> [WHAT TO DO] Your task is to reproduce the material exactly.

**** THE DATA ****

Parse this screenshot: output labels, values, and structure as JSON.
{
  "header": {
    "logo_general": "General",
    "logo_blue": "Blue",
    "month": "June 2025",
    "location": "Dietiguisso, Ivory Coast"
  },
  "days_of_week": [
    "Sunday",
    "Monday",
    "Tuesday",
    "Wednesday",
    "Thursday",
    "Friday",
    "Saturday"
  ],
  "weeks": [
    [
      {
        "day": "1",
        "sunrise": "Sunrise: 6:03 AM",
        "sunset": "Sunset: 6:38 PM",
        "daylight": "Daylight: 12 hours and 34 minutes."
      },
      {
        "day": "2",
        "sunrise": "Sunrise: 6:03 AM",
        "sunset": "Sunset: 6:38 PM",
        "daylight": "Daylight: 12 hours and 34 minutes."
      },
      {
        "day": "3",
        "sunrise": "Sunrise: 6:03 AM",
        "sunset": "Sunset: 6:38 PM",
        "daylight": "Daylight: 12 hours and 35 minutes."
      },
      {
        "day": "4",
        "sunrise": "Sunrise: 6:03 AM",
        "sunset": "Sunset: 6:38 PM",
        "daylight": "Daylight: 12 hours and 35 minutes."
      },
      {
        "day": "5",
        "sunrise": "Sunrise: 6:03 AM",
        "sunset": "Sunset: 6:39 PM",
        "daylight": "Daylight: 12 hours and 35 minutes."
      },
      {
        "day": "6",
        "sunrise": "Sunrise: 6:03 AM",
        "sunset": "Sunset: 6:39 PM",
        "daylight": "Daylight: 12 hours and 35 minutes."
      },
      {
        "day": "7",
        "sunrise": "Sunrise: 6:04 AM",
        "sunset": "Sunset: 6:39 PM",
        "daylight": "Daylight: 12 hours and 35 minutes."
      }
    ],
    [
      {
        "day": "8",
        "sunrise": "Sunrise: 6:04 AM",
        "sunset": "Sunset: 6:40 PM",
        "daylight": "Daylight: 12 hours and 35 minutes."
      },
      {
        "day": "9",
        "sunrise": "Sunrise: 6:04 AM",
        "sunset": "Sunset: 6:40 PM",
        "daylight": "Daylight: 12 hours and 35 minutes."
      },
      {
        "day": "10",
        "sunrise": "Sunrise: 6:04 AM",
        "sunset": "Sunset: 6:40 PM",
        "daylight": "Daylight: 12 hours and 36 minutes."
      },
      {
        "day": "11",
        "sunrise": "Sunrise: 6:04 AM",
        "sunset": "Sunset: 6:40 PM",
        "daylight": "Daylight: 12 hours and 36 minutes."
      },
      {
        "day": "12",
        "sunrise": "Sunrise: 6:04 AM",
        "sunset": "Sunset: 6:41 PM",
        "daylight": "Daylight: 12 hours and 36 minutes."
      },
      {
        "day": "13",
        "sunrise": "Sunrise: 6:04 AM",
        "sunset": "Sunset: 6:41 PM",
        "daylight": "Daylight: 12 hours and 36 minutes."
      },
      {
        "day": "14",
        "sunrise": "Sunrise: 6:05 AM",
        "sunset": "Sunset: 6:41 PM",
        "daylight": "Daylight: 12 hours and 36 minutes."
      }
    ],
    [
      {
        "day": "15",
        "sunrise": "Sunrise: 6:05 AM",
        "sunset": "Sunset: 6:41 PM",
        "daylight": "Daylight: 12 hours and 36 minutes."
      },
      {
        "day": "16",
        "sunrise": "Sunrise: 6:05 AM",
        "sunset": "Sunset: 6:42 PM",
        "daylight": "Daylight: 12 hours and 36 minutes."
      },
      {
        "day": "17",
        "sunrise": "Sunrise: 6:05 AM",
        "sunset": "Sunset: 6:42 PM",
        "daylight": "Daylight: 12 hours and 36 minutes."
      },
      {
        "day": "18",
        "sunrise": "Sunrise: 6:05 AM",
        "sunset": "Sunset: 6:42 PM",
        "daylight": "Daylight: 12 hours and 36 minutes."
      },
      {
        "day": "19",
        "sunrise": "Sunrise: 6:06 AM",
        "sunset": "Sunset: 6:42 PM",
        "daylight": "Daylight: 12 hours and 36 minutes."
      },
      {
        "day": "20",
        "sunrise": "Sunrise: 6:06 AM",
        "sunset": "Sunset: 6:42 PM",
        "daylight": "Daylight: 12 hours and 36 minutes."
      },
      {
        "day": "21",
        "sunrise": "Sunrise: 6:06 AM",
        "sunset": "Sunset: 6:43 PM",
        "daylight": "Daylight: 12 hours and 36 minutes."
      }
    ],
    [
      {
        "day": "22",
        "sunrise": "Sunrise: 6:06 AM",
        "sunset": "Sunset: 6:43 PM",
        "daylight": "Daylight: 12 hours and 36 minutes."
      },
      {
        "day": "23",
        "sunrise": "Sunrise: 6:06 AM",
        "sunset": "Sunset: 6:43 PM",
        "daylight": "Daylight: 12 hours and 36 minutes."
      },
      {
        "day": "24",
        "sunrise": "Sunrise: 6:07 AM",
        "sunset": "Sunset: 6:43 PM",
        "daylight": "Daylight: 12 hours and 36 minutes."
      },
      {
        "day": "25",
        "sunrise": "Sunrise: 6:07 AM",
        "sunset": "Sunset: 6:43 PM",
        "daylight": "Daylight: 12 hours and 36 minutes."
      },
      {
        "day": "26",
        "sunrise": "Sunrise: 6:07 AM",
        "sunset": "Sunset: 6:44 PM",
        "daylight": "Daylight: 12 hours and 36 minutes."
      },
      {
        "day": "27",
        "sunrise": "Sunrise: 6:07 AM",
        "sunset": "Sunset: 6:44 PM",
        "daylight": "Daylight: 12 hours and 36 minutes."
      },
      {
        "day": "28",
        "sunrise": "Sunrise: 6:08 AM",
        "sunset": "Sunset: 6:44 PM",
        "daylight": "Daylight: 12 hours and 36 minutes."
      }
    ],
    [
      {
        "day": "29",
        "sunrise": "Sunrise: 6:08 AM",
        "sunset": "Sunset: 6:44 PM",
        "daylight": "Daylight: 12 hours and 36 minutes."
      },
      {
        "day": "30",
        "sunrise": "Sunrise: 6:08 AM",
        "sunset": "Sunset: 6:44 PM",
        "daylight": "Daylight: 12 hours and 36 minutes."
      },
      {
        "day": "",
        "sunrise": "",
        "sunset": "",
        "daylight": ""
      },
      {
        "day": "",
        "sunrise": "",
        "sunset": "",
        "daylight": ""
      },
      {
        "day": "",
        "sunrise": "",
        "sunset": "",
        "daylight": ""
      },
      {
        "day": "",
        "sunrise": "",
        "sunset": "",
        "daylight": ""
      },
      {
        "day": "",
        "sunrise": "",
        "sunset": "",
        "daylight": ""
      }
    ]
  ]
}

****

> [EXERCISE SOLUTION]
Parse this screenshot: output labels, values, and structure as JSON.
{
  "header": {
    "logo_general": "General",
    "logo_blue": "Blue",
    "month": "June 2025",
    "location": "Dietiguisso, Ivory Coast"
  },
  "days_of_week": [
    "Sunday",
    "Monday",
    "Tuesday",
    "Wednesday",
    "Thursday",
    "Friday",
    "Saturday"
  ],
  "weeks": [
    [
      {
        "day": "1",
        "sunrise": "Sunrise: 6:03 AM",
        "sunset": "Sunset: 6:38 PM",
        "daylight": "Daylight: 12 hours and 34 minutes."
      },
      {
        "day": "2",
        "sunrise": "Sunrise: 6:03 AM",
        "sunset": "Sunset: 6:38 PM",
        "daylight": "Daylight: 12 hours and 34 minutes."
      },
      {
        "day": "3",
        "sunrise": "Sunrise: 6:03 AM",
        "sunset": "Sunset: 6:38 PM",
        "daylight": "Daylight: 12 hours and 35 minutes."
      },
      {
        "day": "4",
        "sunrise": "Sunrise: 6:03 AM",
        "sunset": "Sunset: 6:38 PM",
        "daylight": "Daylight: 12 hours and 35 minutes."
      },
      {
        "day": "5",
        "sunrise": "Sunrise: 6:03 AM",
        "sunset": "Sunset: 6:39 PM",
        "daylight": "Daylight: 12 hours and 35 minutes."
      },
      {
        "day": "6",
        "sunrise": "Sunrise: 6:03 AM",
        "sunset": "Sunset: 6:39 PM",
        "daylight": "Daylight: 12 hours and 35 minutes."
      },
      {
        "day": "7",
        "sunrise": "Sunrise: 6:04 AM",
        "sunset": "Sunset: 6:39 PM",
        "daylight": "Daylight: 12 hours and 35 minutes."
      }
    ],
    [
      {
        "day": "8",
        "sunrise": "Sunrise: 6:04 AM",
        "sunset": "Sunset: 6:40 PM",
        "daylight": "Daylight: 12 hours and 35 minutes."
      },
      {
        "day": "9",
        "sunrise": "Sunrise: 6:04 AM",
        "sunset": "Sunset: 6:40 PM",
        "daylight": "Daylight: 12 hours and 35 minutes."
      },
      {
        "day": "10",
        "sunrise": "Sunrise: 6:04 AM",
        "sunset": "Sunset: 6:40 PM",
        "daylight": "Daylight: 12 hours and 36 minutes."
      },
      {
        "day": "11",
        "sunrise": "Sunrise: 6:04 AM",
        "sunset": "Sunset: 6:40 PM",
        "daylight": "Daylight: 12 hours and 36 minutes."
      },
      {
        "day": "12",
        "sunrise": "Sunrise: 6:04 AM",
        "sunset": "Sunset: 6:41 PM",
        "daylight": "Daylight: 12 hours and 36 minutes."
      },
      {
        "day": "13",
        "sunrise": "Sunrise: 6:04 AM",
        "sunset": "Sunset: 6:41 PM",
        "daylight": "Daylight: 12 hours and 36 minutes."
      },
      {
        "day": "14",
        "sunrise": "Sunrise: 6:05 AM",
        "sunset": "Sunset: 6:41 PM",
        "daylight": "Daylight: 12 hours and 36 minutes."
      }
    ],
    [
      {
        "day": "15",
        "sunrise": "Sunrise: 6:05 AM",
        "sunset": "Sunset: 6:41 PM",
        "daylight": "Daylight: 12 hours and 36 minutes."
      },
      {
        "day": "16",
        "sunrise": "Sunrise: 6:05 AM",
        "sunset": "Sunset: 6:42 PM",
        "daylight": "Daylight: 12 hours and 36 minutes."
      },
      {
        "day": "17",
        "sunrise": "Sunrise: 6:05 AM",
        "sunset": "Sunset: 6:42 PM",
        "daylight": "Daylight: 12 hours and 36 minutes."
      },
      {
        "day": "18",
        "sunrise": "Sunrise: 6:05 AM",
        "sunset": "Sunset: 6:42 PM",
        "daylight": "Daylight: 12 hours and 36 minutes."
      },
      {
        "day": "19",
        "sunrise": "Sunrise: 6:06 AM",
        "sunset": "Sunset: 6:42 PM",
        "daylight": "Daylight: 12 hours and 36 minutes."
      },
      {
        "day": "20",
        "sunrise": "Sunrise: 6:06 AM",
        "sunset": "Sunset: 6:42 PM",
        "daylight": "Daylight: 12 hours and 36 minutes."
      },
      {
        "day": "21",
        "sunrise": "Sunrise: 6:06 AM",
        "sunset": "Sunset: 6:43 PM",
        "daylight": "Daylight: 12 hours and 36 minutes."
      }
    ],
    [
      {
        "day": "22",
        "sunrise": "Sunrise: 6:06 AM",
        "sunset": "Sunset: 6:43 PM",
        "daylight": "Daylight: 12 hours and 36 minutes."
      },
      {
        "day": "23",
        "sunrise": "Sunrise: 6:06 AM",
        "sunset": "Sunset: 6:43 PM",
        "daylight": "Daylight: 12 hours and 36 minutes."
      },
      {
        "day": "24",
        "sunrise": "Sunrise: 6:07 AM",
        "sunset": "Sunset: 6:43 PM",
        "daylight": "Daylight: 12 hours and 36 minutes."
      },
      {
        "day": "25",
        "sunrise": "Sunrise: 6:07 AM",
        "sunset": "Sunset: 6:43 PM",
        "daylight": "Daylight: 12 hours and 36 minutes."
      },
      {
        "day": "26",
        "sunrise": "Sunrise: 6:07 AM",
        "sunset": "Sunset: 6:44 PM",
        "daylight": "Daylight: 12 hours and 36 minutes."
      },
      {
        "day": "27",
        "sunrise": "Sunrise: 6:07 AM",
        "sunset": "Sunset: 6:44 PM",
        "daylight": "Daylight: 12 hours and 36 minutes."
      },
      {
        "day": "28",
        "sunrise": "Sunrise: 6:08 AM",
        "sunset": "Sunset: 6:44 PM",
        "daylight": "Daylight: 12 hours and 36 minutes."
      }
    ],
    [
      {
        "day": "29",
        "sunrise": "Sunrise: 6:08 AM",
        "sunset": "Sunset: 6:44 PM",
        "daylight": "Daylight: 12 hours and 36 minutes."
      },
      {
        "day": "30",
        "sunrise": "Sunrise: 6:08 AM",
        "sunset": "Sunset: 6:44 PM",
        "daylight": "Daylight: 12 hours and 36 minutes."
      },
      {
        "day": "",
        "sunrise": "",
        "sunset": "",
        "daylight": ""
      },
      {
        "day": "",
        "sunrise": "",
        "sunset": "",
        "daylight": ""
      },
      {
        "day": "",
        "sunrise": "",
        "sunset": "",
        "daylight": ""
      },
      {
        "day": "",
        "sunrise": "",
        "sunset": "",
        "daylight": ""
      },
      {
        "day": "",
        "sunrise": "",
        "sunset": "",
        "daylight": ""
      }
    ]
  ]
}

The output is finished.